[start]

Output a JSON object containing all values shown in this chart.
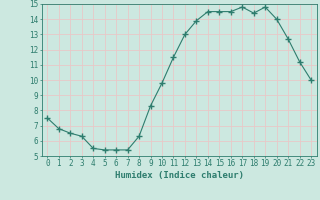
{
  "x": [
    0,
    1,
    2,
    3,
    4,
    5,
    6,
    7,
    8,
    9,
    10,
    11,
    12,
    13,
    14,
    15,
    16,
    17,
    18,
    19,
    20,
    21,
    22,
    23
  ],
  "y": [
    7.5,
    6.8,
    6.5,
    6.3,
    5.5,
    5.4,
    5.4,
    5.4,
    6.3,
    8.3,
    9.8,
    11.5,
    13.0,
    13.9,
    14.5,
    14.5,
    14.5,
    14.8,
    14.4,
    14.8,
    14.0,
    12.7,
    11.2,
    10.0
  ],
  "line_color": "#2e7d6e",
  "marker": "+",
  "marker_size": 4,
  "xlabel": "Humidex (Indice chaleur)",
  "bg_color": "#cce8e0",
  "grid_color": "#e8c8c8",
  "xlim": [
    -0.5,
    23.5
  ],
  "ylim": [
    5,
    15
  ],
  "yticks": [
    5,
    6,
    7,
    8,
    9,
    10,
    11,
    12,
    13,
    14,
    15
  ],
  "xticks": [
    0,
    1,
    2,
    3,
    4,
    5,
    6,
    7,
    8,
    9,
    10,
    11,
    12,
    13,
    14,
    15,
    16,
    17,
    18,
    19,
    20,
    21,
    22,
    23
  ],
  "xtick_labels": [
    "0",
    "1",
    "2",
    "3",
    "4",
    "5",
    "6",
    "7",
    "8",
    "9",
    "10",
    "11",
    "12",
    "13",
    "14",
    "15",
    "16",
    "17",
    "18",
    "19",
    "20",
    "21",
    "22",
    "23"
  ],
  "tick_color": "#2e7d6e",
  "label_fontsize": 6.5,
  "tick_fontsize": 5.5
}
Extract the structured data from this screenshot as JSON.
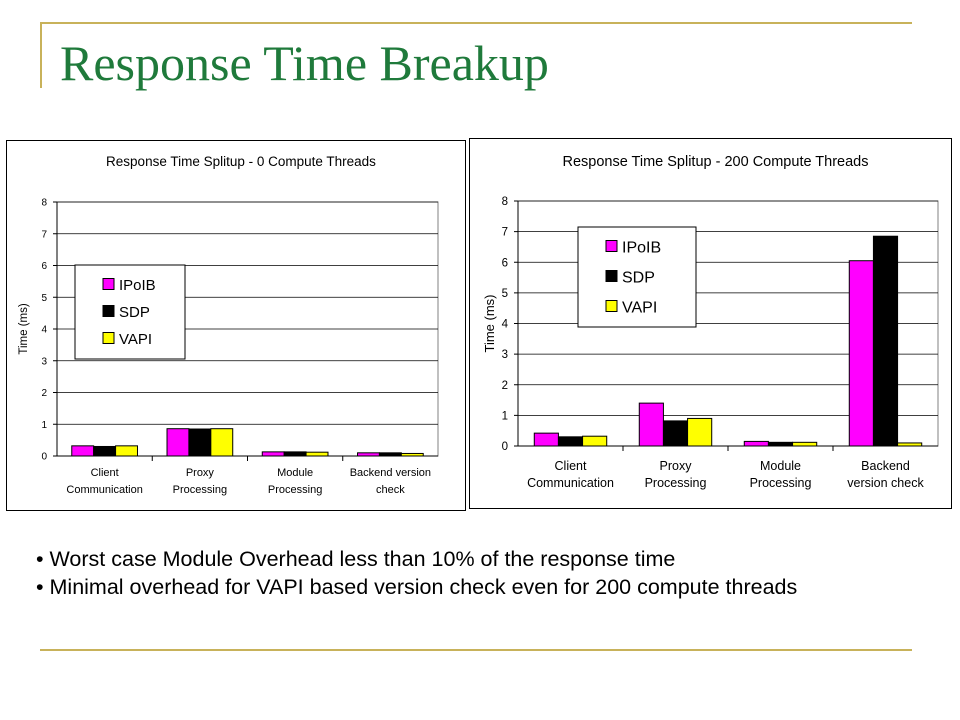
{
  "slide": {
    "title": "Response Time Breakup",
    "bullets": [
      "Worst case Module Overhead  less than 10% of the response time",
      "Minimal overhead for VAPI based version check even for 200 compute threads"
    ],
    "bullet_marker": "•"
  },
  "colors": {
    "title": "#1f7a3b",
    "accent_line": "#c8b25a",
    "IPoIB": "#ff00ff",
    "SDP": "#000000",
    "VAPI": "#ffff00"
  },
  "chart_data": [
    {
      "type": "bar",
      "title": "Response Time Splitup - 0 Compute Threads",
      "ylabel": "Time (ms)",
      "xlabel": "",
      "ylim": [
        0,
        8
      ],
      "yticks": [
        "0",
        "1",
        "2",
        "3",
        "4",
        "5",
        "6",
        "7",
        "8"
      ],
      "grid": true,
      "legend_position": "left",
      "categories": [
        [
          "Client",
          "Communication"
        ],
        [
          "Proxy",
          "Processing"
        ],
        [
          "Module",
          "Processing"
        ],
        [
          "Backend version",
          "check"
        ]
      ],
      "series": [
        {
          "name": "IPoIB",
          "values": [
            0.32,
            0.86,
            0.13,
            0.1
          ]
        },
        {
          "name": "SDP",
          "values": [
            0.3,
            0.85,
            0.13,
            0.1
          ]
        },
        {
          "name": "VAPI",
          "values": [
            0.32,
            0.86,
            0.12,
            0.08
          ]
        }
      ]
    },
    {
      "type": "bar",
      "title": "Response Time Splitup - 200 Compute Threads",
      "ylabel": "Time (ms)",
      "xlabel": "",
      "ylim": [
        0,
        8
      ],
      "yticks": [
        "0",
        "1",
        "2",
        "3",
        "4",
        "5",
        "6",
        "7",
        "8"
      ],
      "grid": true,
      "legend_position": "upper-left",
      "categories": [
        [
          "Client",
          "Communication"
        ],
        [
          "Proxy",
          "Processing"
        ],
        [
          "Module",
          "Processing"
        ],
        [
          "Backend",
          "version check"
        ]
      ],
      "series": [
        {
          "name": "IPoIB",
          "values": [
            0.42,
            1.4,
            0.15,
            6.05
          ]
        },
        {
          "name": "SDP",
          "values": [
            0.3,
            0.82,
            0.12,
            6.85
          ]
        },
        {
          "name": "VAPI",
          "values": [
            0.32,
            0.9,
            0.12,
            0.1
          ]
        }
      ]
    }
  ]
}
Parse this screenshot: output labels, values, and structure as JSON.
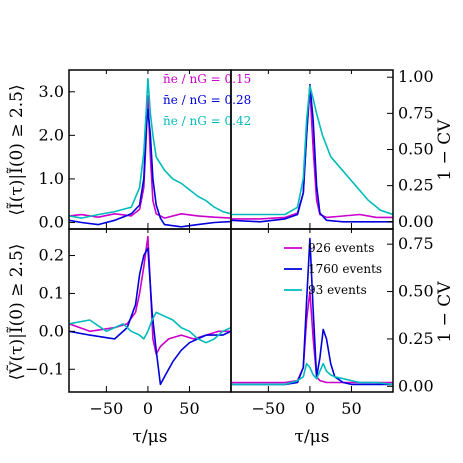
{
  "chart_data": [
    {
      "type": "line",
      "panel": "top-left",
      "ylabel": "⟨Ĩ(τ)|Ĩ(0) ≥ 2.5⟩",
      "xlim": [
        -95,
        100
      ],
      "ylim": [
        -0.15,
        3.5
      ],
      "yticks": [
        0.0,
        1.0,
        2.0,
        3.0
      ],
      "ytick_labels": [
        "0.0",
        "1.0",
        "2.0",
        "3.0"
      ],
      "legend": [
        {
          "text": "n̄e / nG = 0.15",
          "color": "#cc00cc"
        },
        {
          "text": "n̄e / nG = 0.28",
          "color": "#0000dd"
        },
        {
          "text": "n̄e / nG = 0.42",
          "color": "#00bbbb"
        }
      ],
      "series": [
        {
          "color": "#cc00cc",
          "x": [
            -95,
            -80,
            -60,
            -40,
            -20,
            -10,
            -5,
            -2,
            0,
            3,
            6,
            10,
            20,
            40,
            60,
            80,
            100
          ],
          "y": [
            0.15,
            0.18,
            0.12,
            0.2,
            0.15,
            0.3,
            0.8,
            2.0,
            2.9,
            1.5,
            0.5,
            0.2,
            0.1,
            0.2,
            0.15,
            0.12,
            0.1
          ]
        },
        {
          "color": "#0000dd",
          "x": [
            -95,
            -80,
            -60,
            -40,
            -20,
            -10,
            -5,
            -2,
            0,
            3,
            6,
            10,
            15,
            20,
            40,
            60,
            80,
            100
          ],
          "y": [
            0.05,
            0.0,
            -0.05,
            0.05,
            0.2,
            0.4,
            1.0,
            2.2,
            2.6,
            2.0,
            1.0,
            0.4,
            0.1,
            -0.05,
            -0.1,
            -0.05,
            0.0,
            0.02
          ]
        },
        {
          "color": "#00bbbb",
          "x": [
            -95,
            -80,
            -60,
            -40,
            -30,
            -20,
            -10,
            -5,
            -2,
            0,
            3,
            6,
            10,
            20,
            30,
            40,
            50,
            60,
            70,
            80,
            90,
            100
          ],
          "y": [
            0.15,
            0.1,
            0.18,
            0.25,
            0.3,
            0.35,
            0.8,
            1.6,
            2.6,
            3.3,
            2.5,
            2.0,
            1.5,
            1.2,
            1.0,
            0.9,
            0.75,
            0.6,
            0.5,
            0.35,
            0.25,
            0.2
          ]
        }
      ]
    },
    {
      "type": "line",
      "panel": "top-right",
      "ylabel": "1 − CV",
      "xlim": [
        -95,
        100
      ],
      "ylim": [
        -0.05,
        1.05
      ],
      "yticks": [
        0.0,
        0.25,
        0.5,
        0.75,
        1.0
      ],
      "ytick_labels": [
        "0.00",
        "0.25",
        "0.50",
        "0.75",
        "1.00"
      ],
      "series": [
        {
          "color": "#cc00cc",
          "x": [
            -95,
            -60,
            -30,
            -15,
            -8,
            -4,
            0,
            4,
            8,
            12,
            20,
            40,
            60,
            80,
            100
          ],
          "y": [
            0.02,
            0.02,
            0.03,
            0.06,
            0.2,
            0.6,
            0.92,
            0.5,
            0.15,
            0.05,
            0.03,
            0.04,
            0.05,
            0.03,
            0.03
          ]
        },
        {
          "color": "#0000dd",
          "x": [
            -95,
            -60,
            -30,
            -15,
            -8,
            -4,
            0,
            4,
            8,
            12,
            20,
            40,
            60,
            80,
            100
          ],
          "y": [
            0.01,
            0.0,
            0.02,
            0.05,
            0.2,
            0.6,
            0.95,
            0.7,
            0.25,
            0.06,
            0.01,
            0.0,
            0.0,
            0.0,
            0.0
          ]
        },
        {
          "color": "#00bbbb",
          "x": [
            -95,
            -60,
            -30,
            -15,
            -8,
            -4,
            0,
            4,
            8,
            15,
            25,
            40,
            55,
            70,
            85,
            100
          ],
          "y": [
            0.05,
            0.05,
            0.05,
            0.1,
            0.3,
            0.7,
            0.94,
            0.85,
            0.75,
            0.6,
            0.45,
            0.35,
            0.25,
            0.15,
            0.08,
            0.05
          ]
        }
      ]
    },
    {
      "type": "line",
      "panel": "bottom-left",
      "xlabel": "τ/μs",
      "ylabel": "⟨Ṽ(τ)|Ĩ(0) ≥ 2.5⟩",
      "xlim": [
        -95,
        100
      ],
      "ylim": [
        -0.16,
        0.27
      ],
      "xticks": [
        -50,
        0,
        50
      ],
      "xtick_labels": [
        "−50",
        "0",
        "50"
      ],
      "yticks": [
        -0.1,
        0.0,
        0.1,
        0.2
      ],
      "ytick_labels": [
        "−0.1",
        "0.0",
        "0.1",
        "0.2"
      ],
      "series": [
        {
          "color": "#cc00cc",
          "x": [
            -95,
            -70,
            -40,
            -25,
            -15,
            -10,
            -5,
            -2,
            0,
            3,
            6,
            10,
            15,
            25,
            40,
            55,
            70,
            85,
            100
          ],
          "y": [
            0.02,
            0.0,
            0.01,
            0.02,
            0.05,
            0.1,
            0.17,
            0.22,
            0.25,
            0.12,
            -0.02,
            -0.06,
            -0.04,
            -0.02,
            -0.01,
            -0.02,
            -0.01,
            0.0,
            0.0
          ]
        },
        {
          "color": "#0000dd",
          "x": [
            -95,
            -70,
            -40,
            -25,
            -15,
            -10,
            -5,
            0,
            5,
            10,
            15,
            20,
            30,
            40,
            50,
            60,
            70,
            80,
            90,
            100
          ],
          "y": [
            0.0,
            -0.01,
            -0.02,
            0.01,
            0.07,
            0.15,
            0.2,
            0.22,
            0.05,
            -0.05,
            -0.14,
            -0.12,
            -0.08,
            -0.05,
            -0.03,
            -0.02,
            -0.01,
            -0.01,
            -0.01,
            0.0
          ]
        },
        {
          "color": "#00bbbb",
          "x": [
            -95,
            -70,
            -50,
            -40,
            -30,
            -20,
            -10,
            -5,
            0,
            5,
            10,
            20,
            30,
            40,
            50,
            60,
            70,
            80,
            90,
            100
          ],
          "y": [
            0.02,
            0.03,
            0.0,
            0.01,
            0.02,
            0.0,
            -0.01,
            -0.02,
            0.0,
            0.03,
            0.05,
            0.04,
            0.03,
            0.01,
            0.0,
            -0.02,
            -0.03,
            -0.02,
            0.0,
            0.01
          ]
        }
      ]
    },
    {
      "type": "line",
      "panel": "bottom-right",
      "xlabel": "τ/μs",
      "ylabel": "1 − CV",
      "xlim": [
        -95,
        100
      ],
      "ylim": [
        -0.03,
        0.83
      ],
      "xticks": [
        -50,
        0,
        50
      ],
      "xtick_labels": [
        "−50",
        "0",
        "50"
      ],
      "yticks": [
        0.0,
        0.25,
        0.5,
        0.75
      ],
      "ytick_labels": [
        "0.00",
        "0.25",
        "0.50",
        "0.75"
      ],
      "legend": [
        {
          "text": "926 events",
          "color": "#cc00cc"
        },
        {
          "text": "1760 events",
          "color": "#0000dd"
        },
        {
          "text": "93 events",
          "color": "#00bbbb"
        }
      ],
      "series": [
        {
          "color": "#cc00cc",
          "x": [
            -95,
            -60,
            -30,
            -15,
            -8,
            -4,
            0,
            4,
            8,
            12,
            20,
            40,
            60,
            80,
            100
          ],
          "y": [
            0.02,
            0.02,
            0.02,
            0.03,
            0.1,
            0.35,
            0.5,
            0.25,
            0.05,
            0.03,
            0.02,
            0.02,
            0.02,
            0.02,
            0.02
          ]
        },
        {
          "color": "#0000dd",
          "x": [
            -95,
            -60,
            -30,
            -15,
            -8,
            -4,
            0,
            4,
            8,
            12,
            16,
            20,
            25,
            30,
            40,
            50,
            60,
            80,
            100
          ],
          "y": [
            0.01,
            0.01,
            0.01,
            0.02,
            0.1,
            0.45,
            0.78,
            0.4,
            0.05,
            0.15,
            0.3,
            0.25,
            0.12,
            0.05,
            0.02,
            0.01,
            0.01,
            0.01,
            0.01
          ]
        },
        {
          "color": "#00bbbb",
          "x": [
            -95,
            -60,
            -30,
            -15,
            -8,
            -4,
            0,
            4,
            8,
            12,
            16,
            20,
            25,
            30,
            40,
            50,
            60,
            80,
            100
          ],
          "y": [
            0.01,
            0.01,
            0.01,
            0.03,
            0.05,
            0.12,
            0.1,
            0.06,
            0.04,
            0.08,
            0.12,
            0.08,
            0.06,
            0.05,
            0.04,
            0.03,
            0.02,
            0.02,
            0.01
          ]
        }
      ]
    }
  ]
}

[end]

| Given request |
Pick out and copy the lines of the entries that hold the string "title".

| Answer to the exercise |
    "title": "Response Time Breakup",
    "title": "#1f7a3b",
      "title": "Response Time Splitup - 0 Compute Threads",
      "title": "Response Time Splitup - 200 Compute Threads",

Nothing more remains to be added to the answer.